__Given data__:
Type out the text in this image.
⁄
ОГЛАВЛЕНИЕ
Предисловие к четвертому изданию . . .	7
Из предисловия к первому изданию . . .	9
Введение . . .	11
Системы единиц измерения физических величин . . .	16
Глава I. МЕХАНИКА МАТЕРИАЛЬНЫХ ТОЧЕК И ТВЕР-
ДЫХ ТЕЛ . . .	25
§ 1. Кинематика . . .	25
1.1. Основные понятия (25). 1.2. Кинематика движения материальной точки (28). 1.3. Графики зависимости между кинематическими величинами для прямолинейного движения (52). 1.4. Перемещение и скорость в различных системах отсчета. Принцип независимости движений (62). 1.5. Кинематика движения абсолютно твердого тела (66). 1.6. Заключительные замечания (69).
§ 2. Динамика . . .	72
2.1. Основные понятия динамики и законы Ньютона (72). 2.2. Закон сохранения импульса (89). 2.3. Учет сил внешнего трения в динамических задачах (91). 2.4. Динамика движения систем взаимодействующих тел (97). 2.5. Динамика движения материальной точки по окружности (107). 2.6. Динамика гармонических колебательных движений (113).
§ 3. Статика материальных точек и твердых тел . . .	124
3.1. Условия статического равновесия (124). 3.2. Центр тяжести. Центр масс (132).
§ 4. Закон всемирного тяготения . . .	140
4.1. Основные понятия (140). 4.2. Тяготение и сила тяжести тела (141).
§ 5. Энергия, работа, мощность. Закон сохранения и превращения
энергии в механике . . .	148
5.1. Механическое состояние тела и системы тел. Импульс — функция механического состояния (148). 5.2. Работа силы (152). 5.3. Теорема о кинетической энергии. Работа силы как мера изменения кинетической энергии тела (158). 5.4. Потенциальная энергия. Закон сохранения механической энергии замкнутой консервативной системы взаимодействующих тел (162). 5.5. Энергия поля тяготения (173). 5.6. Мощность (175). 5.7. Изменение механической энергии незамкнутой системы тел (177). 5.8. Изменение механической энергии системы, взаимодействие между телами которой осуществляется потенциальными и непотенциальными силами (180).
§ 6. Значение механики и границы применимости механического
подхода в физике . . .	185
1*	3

__Directive__:
Pull every line containing the word "Кинематика" out of the material.

__Answer to the problem__:
§ 1. Кинематика . . .	25
1.1. Основные понятия (25). 1.2. Кинематика движения материальной точки (28). 1.3. Графики зависимости между кинематическими величинами для прямолинейного движения (52). 1.4. Перемещение и скорость в различных системах отсчета. Принцип независимости движений (62). 1.5. Кинематика движения абсолютно твердого тела (66). 1.6. Заключительные замечания (69).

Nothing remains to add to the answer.